━━ MATERIAL PROVIDED ━━

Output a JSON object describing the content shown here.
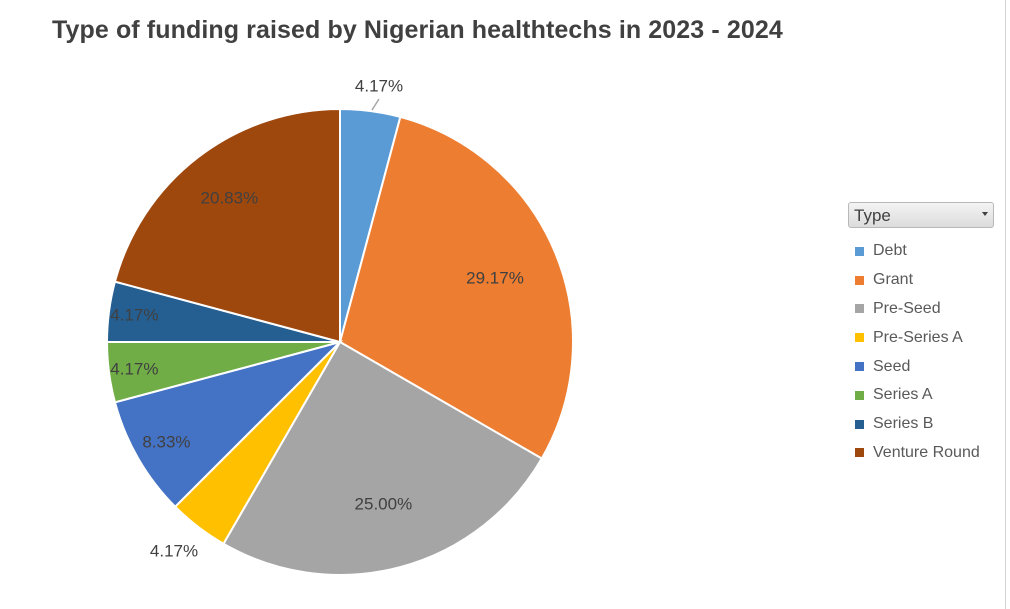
{
  "chart_data": {
    "type": "pie",
    "title": "Type of funding raised by Nigerian healthtechs in 2023 - 2024",
    "legend_title": "Type",
    "legend_position": "right",
    "slices": [
      {
        "label": "Debt",
        "value": 4.17,
        "display": "4.17%",
        "color": "#5B9BD5"
      },
      {
        "label": "Grant",
        "value": 29.17,
        "display": "29.17%",
        "color": "#ED7D31"
      },
      {
        "label": "Pre-Seed",
        "value": 25.0,
        "display": "25.00%",
        "color": "#A5A5A5"
      },
      {
        "label": "Pre-Series A",
        "value": 4.17,
        "display": "4.17%",
        "color": "#FFC000"
      },
      {
        "label": "Seed",
        "value": 8.33,
        "display": "8.33%",
        "color": "#4472C4"
      },
      {
        "label": "Series A",
        "value": 4.17,
        "display": "4.17%",
        "color": "#70AD47"
      },
      {
        "label": "Series B",
        "value": 4.17,
        "display": "4.17%",
        "color": "#255E91"
      },
      {
        "label": "Venture Round",
        "value": 20.83,
        "display": "20.83%",
        "color": "#9E480E"
      }
    ]
  }
}
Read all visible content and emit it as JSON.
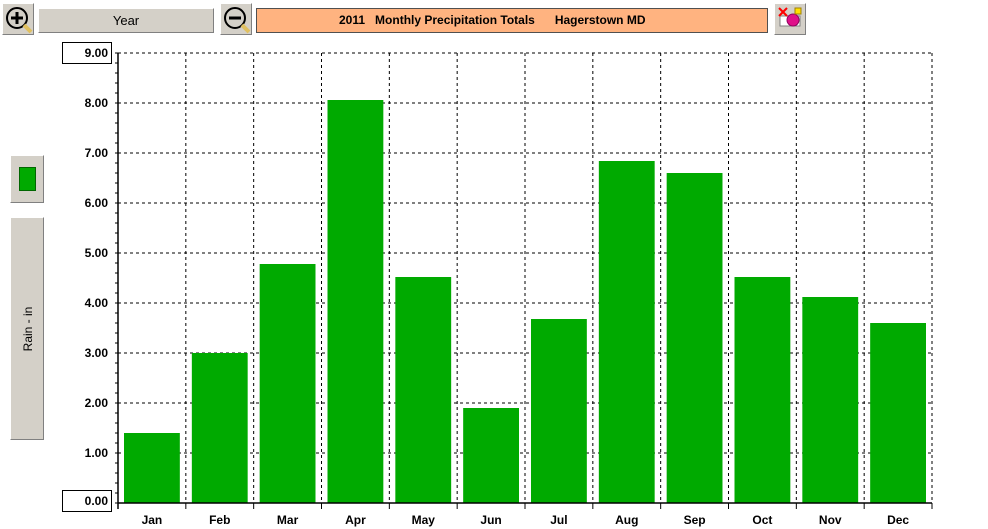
{
  "toolbar": {
    "zoom_in_icon": "zoom-in-icon",
    "zoom_out_icon": "zoom-out-icon",
    "period_label": "Year",
    "title": "2011   Monthly Precipitation Totals      Hagerstown MD",
    "print_icon": "print-icon"
  },
  "sidebar": {
    "axis_label": "Rain - in"
  },
  "colors": {
    "bar": "#00aa00",
    "title_background": "#ffb380"
  },
  "chart_data": {
    "type": "bar",
    "title": "2011   Monthly Precipitation Totals      Hagerstown MD",
    "xlabel": "",
    "ylabel": "Rain - in",
    "categories": [
      "Jan",
      "Feb",
      "Mar",
      "Apr",
      "May",
      "Jun",
      "Jul",
      "Aug",
      "Sep",
      "Oct",
      "Nov",
      "Dec"
    ],
    "values": [
      1.4,
      3.0,
      4.78,
      8.06,
      4.52,
      1.9,
      3.68,
      6.84,
      6.6,
      4.52,
      4.12,
      3.6
    ],
    "ylim": [
      0,
      9
    ],
    "yticks": [
      "0.00",
      "1.00",
      "2.00",
      "3.00",
      "4.00",
      "5.00",
      "6.00",
      "7.00",
      "8.00",
      "9.00"
    ],
    "grid": true,
    "bar_color": "#00aa00"
  }
}
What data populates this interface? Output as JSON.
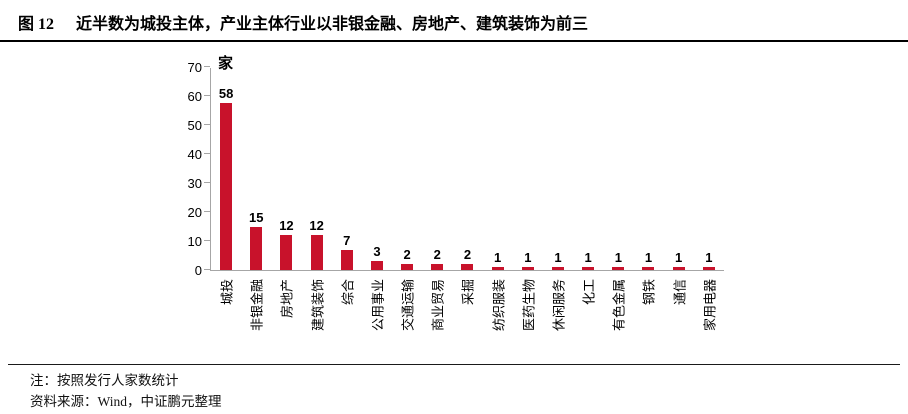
{
  "figure": {
    "label": "图 12",
    "title": "近半数为城投主体，产业主体行业以非银金融、房地产、建筑装饰为前三"
  },
  "chart_data": {
    "type": "bar",
    "title": "",
    "unit_label": "家",
    "categories": [
      "城投",
      "非银金融",
      "房地产",
      "建筑装饰",
      "综合",
      "公用事业",
      "交通运输",
      "商业贸易",
      "采掘",
      "纺织服装",
      "医药生物",
      "休闲服务",
      "化工",
      "有色金属",
      "钢铁",
      "通信",
      "家用电器"
    ],
    "values": [
      58,
      15,
      12,
      12,
      7,
      3,
      2,
      2,
      2,
      1,
      1,
      1,
      1,
      1,
      1,
      1,
      1
    ],
    "xlabel": "",
    "ylabel": "",
    "ylim": [
      0,
      70
    ],
    "yticks": [
      0,
      10,
      20,
      30,
      40,
      50,
      60,
      70
    ],
    "grid": false,
    "legend": false,
    "data_labels": true,
    "bar_color": "#C8122B",
    "axis_color": "#A6A6A6"
  },
  "notes": {
    "note": "注：按照发行人家数统计",
    "source": "资料来源：Wind，中证鹏元整理"
  }
}
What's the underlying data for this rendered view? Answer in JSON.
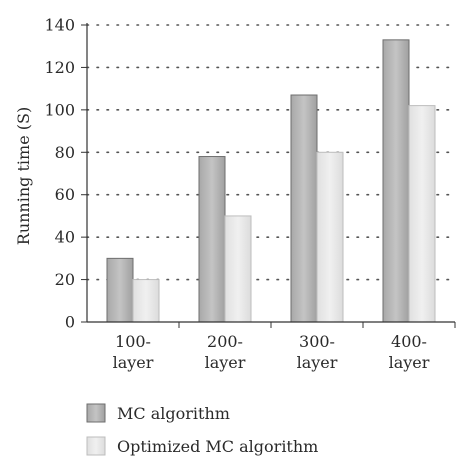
{
  "chart_data": {
    "type": "bar",
    "title": "",
    "xlabel": "",
    "ylabel": "Running time (S)",
    "ylim": [
      0,
      140
    ],
    "yticks": [
      0,
      20,
      40,
      60,
      80,
      100,
      120,
      140
    ],
    "categories": [
      [
        "100-",
        "layer"
      ],
      [
        "200-",
        "layer"
      ],
      [
        "300-",
        "layer"
      ],
      [
        "400-",
        "layer"
      ]
    ],
    "series": [
      {
        "name": "MC algorithm",
        "values": [
          30,
          78,
          107,
          133
        ],
        "color": "#b4b4b4"
      },
      {
        "name": "Optimized MC algorithm",
        "values": [
          20,
          50,
          80,
          102
        ],
        "color": "#e6e6e6"
      }
    ],
    "grid": "horizontal dotted",
    "legend": "bottom"
  }
}
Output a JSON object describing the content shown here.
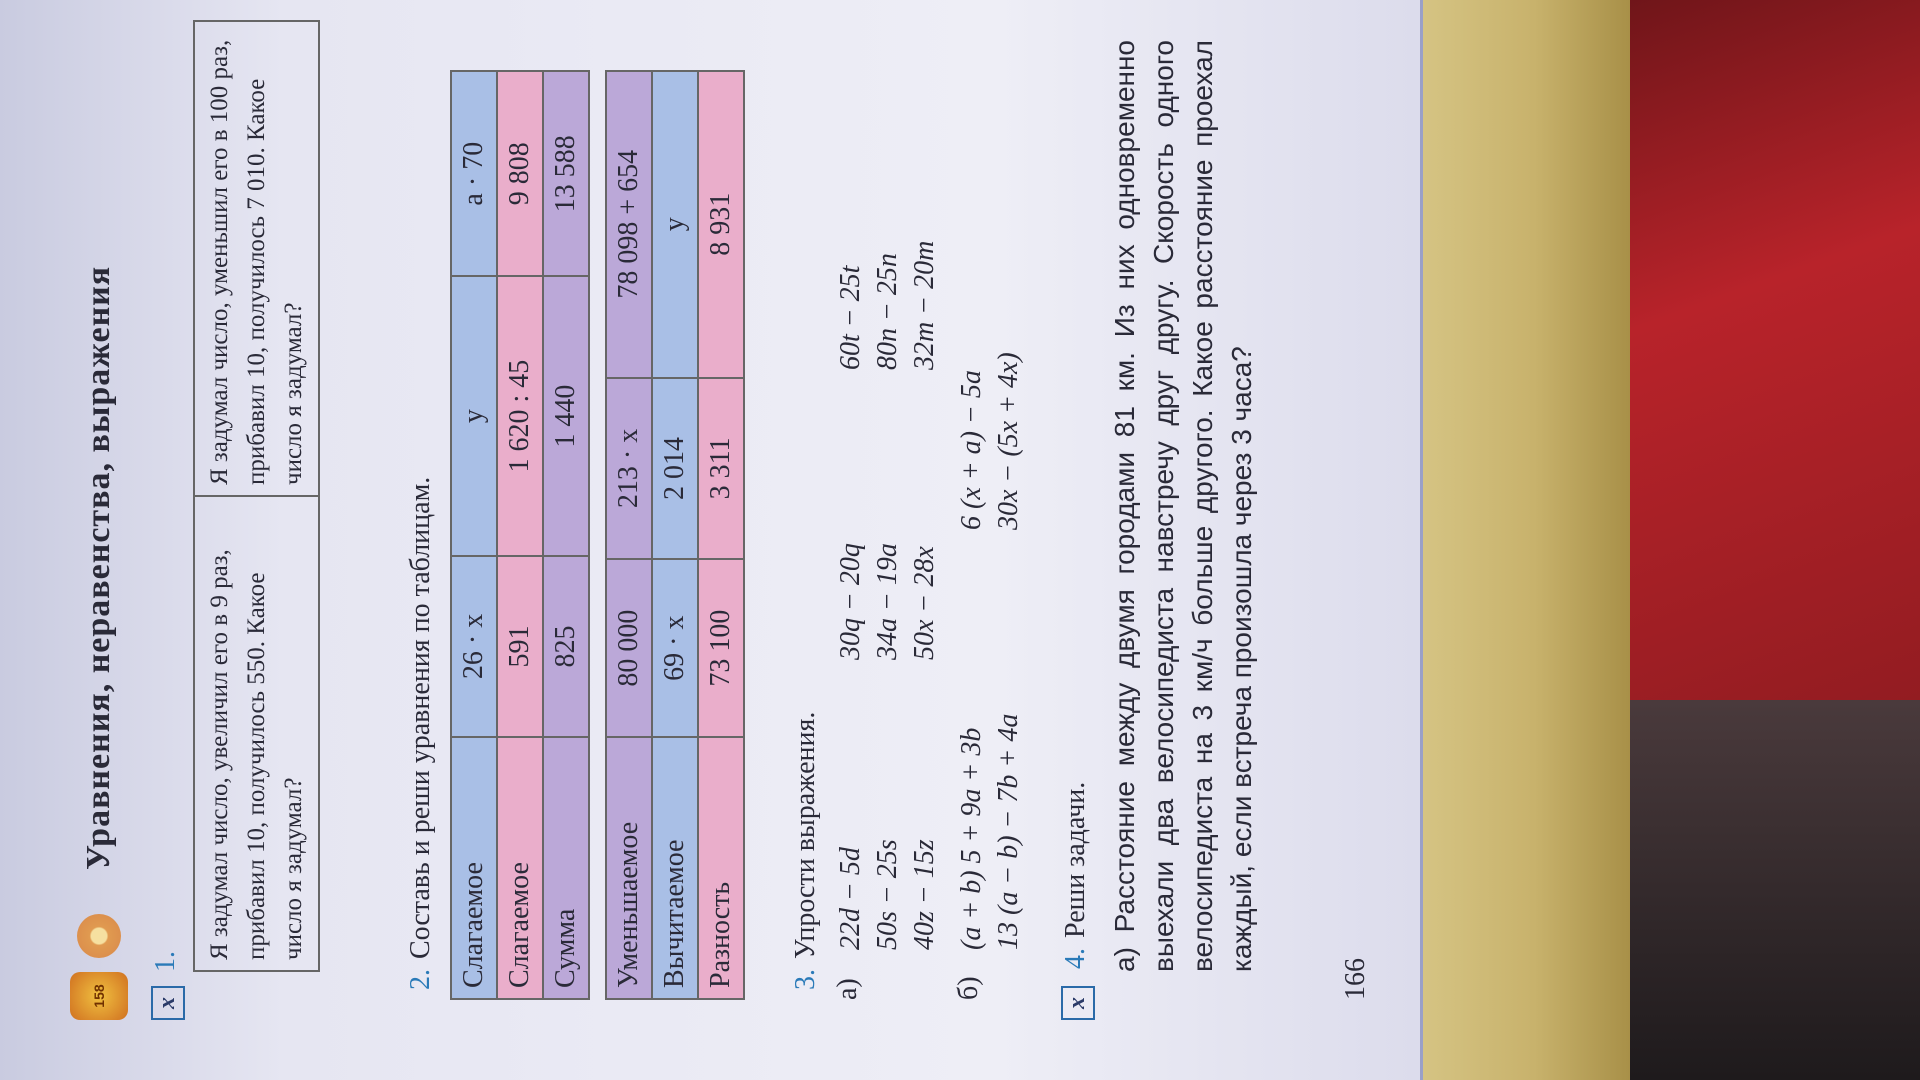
{
  "header": {
    "badge": "158",
    "title": "Уравнения, неравенства, выражения"
  },
  "task1": {
    "number": "1.",
    "marker": "x",
    "left": "Я задумал число, увеличил его в 9 раз, прибавил 10, получилось 550. Какое число я задумал?",
    "right": "Я задумал число, уменьшил его в 100 раз, прибавил 10, получилось 7 010. Какое число я задумал?"
  },
  "task2": {
    "number": "2.",
    "text": "Составь и реши уравнения по таблицам.",
    "table1": [
      [
        "Слагаемое",
        "26 · x",
        "y",
        "a · 70"
      ],
      [
        "Слагаемое",
        "591",
        "1 620 : 45",
        "9 808"
      ],
      [
        "Сумма",
        "825",
        "1 440",
        "13 588"
      ]
    ],
    "table2": [
      [
        "Уменьшаемое",
        "80 000",
        "213 · x",
        "78 098 + 654"
      ],
      [
        "Вычитаемое",
        "69 · x",
        "2 014",
        "y"
      ],
      [
        "Разность",
        "73 100",
        "3 311",
        "8 931"
      ]
    ]
  },
  "task3": {
    "number": "3.",
    "text": "Упрости выражения.",
    "a_label": "а)",
    "a": [
      [
        "22d − 5d",
        "50s − 25s",
        "40z − 15z"
      ],
      [
        "30q − 20q",
        "34a − 19a",
        "50x − 28x"
      ],
      [
        "60t − 25t",
        "80n − 25n",
        "32m − 20m"
      ]
    ],
    "b_label": "б)",
    "b": [
      [
        "(a + b) 5 + 9a + 3b",
        "13 (a − b) − 7b + 4a"
      ],
      [
        "6 (x + a) − 5a",
        "30x − (5x + 4x)"
      ]
    ]
  },
  "task4": {
    "number": "4.",
    "marker": "x",
    "text": "Реши задачи.",
    "a_label": "а)",
    "a": "Расстояние между двумя городами 81 км. Из них одновременно выехали два велосипедиста навстречу друг другу. Скорость одного велосипедиста на 3 км/ч больше другого. Какое расстояние проехал каждый, если встреча произошла через 3 часа?"
  },
  "page_number": "166",
  "colors": {
    "blue_row": "#a9bfe6",
    "pink_row": "#eaaecb",
    "purple_row": "#bba8d8",
    "number_blue": "#2a7ab8"
  }
}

━━━

## WRITTEN INSTRUCTION
Identify how many lines in the entries above contain the word "What" and provide only that figure.

## IN RESPONSE
2